**EXERCISE INPUT:**
────────────────────

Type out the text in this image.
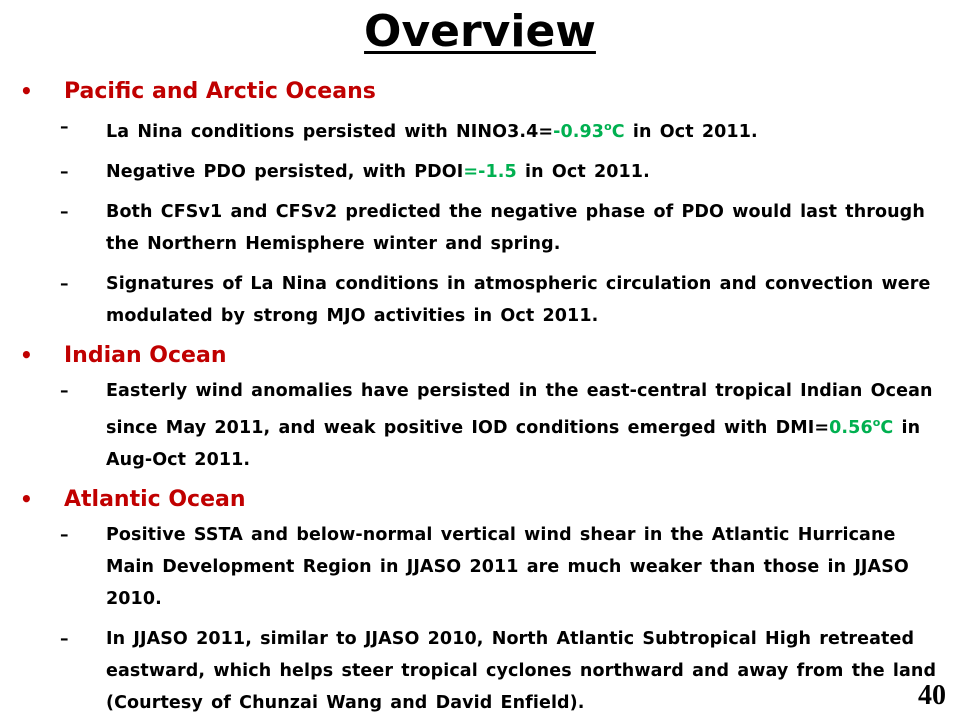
Overview
•	Pacific and Arctic Oceans
–	La Nina conditions persisted with $NINO3.4=-0.93^oC$ in Oct 2011.
–	Negative PDO persisted, with PDOI=-1.5 in Oct 2011.
–	Both CFSv1 and CFSv2 predicted the negative phase of PDO would last through the Northern Hemisphere winter and spring.
–	Signatures of La Nina conditions in atmospheric circulation and convection were modulated by strong MJO activities in Oct 2011.
•	Indian Ocean
–	Easterly wind anomalies have persisted in the east-central tropical Indian Ocean since May 2011, and weak positive IOD conditions emerged with $DMI=0.56^oC$ in Aug-Oct 2011.
•	Atlantic Ocean
–	Positive SSTA and below-normal vertical wind shear in the Atlantic Hurricane Main Development Region in JJASO 2011 are much weaker than those in JJASO 2010.
–	In JJASO 2011, similar to JJASO 2010, North Atlantic Subtropical High retreated eastward, which helps steer tropical cyclones northward and away from the land (Courtesy of Chunzai Wang and David Enfield).	40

────────────────────

**TO BE DONE:** Work out how many lines above have the string "Indian" in them, and give only the number.

**FINISHED EXERCISE:** 2